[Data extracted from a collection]
— Start —
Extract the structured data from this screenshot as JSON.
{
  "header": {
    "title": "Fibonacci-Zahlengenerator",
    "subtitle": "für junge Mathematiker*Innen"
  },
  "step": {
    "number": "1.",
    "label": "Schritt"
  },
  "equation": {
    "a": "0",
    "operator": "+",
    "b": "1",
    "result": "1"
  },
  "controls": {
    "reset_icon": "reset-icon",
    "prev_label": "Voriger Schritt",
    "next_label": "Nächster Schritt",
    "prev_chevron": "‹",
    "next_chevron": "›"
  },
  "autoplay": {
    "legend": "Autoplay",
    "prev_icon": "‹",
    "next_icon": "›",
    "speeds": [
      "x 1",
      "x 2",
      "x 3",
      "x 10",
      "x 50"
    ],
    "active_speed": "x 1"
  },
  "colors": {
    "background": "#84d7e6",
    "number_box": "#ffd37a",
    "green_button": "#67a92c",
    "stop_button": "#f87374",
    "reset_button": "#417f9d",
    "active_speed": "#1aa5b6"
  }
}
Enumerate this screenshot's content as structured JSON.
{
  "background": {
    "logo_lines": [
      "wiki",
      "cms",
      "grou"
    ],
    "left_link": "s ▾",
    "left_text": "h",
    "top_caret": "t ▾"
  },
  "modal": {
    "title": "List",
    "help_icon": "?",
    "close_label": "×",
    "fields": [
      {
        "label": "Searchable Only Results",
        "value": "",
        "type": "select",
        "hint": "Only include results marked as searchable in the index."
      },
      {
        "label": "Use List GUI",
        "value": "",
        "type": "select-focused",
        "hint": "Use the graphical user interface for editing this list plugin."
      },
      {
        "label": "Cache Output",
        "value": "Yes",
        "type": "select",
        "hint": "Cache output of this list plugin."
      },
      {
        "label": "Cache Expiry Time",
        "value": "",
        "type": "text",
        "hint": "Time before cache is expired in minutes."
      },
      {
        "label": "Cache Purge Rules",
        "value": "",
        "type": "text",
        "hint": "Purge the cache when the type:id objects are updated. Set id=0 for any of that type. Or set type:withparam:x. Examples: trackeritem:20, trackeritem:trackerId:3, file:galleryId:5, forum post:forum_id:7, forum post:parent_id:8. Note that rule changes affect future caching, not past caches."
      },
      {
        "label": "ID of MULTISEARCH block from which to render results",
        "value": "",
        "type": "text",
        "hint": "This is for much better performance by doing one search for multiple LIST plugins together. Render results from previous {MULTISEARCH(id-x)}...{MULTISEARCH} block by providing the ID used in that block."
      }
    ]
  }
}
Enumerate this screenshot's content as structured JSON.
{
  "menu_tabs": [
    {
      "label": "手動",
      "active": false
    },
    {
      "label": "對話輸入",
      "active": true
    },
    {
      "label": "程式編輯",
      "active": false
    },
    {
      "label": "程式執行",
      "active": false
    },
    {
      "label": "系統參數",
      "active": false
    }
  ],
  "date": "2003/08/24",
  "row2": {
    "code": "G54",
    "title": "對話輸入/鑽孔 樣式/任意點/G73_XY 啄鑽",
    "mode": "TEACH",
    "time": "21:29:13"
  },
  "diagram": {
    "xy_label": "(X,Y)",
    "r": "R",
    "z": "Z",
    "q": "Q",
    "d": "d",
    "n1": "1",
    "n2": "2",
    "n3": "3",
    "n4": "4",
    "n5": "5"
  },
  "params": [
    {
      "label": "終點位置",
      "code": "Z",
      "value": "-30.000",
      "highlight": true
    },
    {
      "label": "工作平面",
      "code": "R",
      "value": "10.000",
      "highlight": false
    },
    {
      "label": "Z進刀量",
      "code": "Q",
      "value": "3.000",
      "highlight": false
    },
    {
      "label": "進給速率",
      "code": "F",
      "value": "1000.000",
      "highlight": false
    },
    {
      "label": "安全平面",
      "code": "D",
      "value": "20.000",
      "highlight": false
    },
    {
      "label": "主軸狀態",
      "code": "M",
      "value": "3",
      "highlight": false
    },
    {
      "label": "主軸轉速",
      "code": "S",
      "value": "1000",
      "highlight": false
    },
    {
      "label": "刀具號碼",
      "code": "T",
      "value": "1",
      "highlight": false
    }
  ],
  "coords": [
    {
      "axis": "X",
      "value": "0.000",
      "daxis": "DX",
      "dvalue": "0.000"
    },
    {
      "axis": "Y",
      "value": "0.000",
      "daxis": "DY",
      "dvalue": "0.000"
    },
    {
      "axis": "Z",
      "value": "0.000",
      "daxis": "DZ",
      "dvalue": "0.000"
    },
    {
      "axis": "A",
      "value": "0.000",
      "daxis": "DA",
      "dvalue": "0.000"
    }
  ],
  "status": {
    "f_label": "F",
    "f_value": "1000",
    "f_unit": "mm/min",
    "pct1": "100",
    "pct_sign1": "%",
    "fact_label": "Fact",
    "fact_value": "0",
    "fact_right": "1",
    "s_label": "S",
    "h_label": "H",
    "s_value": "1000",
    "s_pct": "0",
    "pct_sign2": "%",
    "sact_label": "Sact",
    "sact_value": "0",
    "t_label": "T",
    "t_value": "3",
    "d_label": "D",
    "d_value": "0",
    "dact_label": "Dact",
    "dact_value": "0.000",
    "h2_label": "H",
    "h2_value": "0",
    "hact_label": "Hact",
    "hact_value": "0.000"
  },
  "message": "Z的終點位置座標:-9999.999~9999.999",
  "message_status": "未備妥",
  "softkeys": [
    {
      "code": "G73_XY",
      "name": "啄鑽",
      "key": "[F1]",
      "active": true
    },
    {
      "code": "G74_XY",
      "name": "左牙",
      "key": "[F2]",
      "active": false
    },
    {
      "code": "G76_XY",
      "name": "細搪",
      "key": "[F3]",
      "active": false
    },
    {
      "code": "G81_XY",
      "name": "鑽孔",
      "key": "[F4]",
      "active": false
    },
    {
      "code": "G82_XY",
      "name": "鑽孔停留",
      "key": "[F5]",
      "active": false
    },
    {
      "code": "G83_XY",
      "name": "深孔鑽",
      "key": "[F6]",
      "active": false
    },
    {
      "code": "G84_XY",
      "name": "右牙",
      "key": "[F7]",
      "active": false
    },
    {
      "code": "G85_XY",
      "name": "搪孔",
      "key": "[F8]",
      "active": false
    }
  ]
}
— End —
• _TO DO_:
Your task is to reproduce the whole listing exactly.

• _RIGHT ANSWER_:
Extract the structured data from this screenshot as JSON.
{
  "header": {
    "title": "Fibonacci-Zahlengenerator",
    "subtitle": "für junge Mathematiker*Innen"
  },
  "step": {
    "number": "1.",
    "label": "Schritt"
  },
  "equation": {
    "a": "0",
    "operator": "+",
    "b": "1",
    "result": "1"
  },
  "controls": {
    "reset_icon": "reset-icon",
    "prev_label": "Voriger Schritt",
    "next_label": "Nächster Schritt",
    "prev_chevron": "‹",
    "next_chevron": "›"
  },
  "autoplay": {
    "legend": "Autoplay",
    "prev_icon": "‹",
    "next_icon": "›",
    "speeds": [
      "x 1",
      "x 2",
      "x 3",
      "x 10",
      "x 50"
    ],
    "active_speed": "x 1"
  },
  "colors": {
    "background": "#84d7e6",
    "number_box": "#ffd37a",
    "green_button": "#67a92c",
    "stop_button": "#f87374",
    "reset_button": "#417f9d",
    "active_speed": "#1aa5b6"
  }
}
Enumerate this screenshot's content as structured JSON.
{
  "background": {
    "logo_lines": [
      "wiki",
      "cms",
      "grou"
    ],
    "left_link": "s ▾",
    "left_text": "h",
    "top_caret": "t ▾"
  },
  "modal": {
    "title": "List",
    "help_icon": "?",
    "close_label": "×",
    "fields": [
      {
        "label": "Searchable Only Results",
        "value": "",
        "type": "select",
        "hint": "Only include results marked as searchable in the index."
      },
      {
        "label": "Use List GUI",
        "value": "",
        "type": "select-focused",
        "hint": "Use the graphical user interface for editing this list plugin."
      },
      {
        "label": "Cache Output",
        "value": "Yes",
        "type": "select",
        "hint": "Cache output of this list plugin."
      },
      {
        "label": "Cache Expiry Time",
        "value": "",
        "type": "text",
        "hint": "Time before cache is expired in minutes."
      },
      {
        "label": "Cache Purge Rules",
        "value": "",
        "type": "text",
        "hint": "Purge the cache when the type:id objects are updated. Set id=0 for any of that type. Or set type:withparam:x. Examples: trackeritem:20, trackeritem:trackerId:3, file:galleryId:5, forum post:forum_id:7, forum post:parent_id:8. Note that rule changes affect future caching, not past caches."
      },
      {
        "label": "ID of MULTISEARCH block from which to render results",
        "value": "",
        "type": "text",
        "hint": "This is for much better performance by doing one search for multiple LIST plugins together. Render results from previous {MULTISEARCH(id-x)}...{MULTISEARCH} block by providing the ID used in that block."
      }
    ]
  }
}
Enumerate this screenshot's content as structured JSON.
{
  "menu_tabs": [
    {
      "label": "手動",
      "active": false
    },
    {
      "label": "對話輸入",
      "active": true
    },
    {
      "label": "程式編輯",
      "active": false
    },
    {
      "label": "程式執行",
      "active": false
    },
    {
      "label": "系統參數",
      "active": false
    }
  ],
  "date": "2003/08/24",
  "row2": {
    "code": "G54",
    "title": "對話輸入/鑽孔 樣式/任意點/G73_XY 啄鑽",
    "mode": "TEACH",
    "time": "21:29:13"
  },
  "diagram": {
    "xy_label": "(X,Y)",
    "r": "R",
    "z": "Z",
    "q": "Q",
    "d": "d",
    "n1": "1",
    "n2": "2",
    "n3": "3",
    "n4": "4",
    "n5": "5"
  },
  "params": [
    {
      "label": "終點位置",
      "code": "Z",
      "value": "-30.000",
      "highlight": true
    },
    {
      "label": "工作平面",
      "code": "R",
      "value": "10.000",
      "highlight": false
    },
    {
      "label": "Z進刀量",
      "code": "Q",
      "value": "3.000",
      "highlight": false
    },
    {
      "label": "進給速率",
      "code": "F",
      "value": "1000.000",
      "highlight": false
    },
    {
      "label": "安全平面",
      "code": "D",
      "value": "20.000",
      "highlight": false
    },
    {
      "label": "主軸狀態",
      "code": "M",
      "value": "3",
      "highlight": false
    },
    {
      "label": "主軸轉速",
      "code": "S",
      "value": "1000",
      "highlight": false
    },
    {
      "label": "刀具號碼",
      "code": "T",
      "value": "1",
      "highlight": false
    }
  ],
  "coords": [
    {
      "axis": "X",
      "value": "0.000",
      "daxis": "DX",
      "dvalue": "0.000"
    },
    {
      "axis": "Y",
      "value": "0.000",
      "daxis": "DY",
      "dvalue": "0.000"
    },
    {
      "axis": "Z",
      "value": "0.000",
      "daxis": "DZ",
      "dvalue": "0.000"
    },
    {
      "axis": "A",
      "value": "0.000",
      "daxis": "DA",
      "dvalue": "0.000"
    }
  ],
  "status": {
    "f_label": "F",
    "f_value": "1000",
    "f_unit": "mm/min",
    "pct1": "100",
    "pct_sign1": "%",
    "fact_label": "Fact",
    "fact_value": "0",
    "fact_right": "1",
    "s_label": "S",
    "h_label": "H",
    "s_value": "1000",
    "s_pct": "0",
    "pct_sign2": "%",
    "sact_label": "Sact",
    "sact_value": "0",
    "t_label": "T",
    "t_value": "3",
    "d_label": "D",
    "d_value": "0",
    "dact_label": "Dact",
    "dact_value": "0.000",
    "h2_label": "H",
    "h2_value": "0",
    "hact_label": "Hact",
    "hact_value": "0.000"
  },
  "message": "Z的終點位置座標:-9999.999~9999.999",
  "message_status": "未備妥",
  "softkeys": [
    {
      "code": "G73_XY",
      "name": "啄鑽",
      "key": "[F1]",
      "active": true
    },
    {
      "code": "G74_XY",
      "name": "左牙",
      "key": "[F2]",
      "active": false
    },
    {
      "code": "G76_XY",
      "name": "細搪",
      "key": "[F3]",
      "active": false
    },
    {
      "code": "G81_XY",
      "name": "鑽孔",
      "key": "[F4]",
      "active": false
    },
    {
      "code": "G82_XY",
      "name": "鑽孔停留",
      "key": "[F5]",
      "active": false
    },
    {
      "code": "G83_XY",
      "name": "深孔鑽",
      "key": "[F6]",
      "active": false
    },
    {
      "code": "G84_XY",
      "name": "右牙",
      "key": "[F7]",
      "active": false
    },
    {
      "code": "G85_XY",
      "name": "搪孔",
      "key": "[F8]",
      "active": false
    }
  ]
}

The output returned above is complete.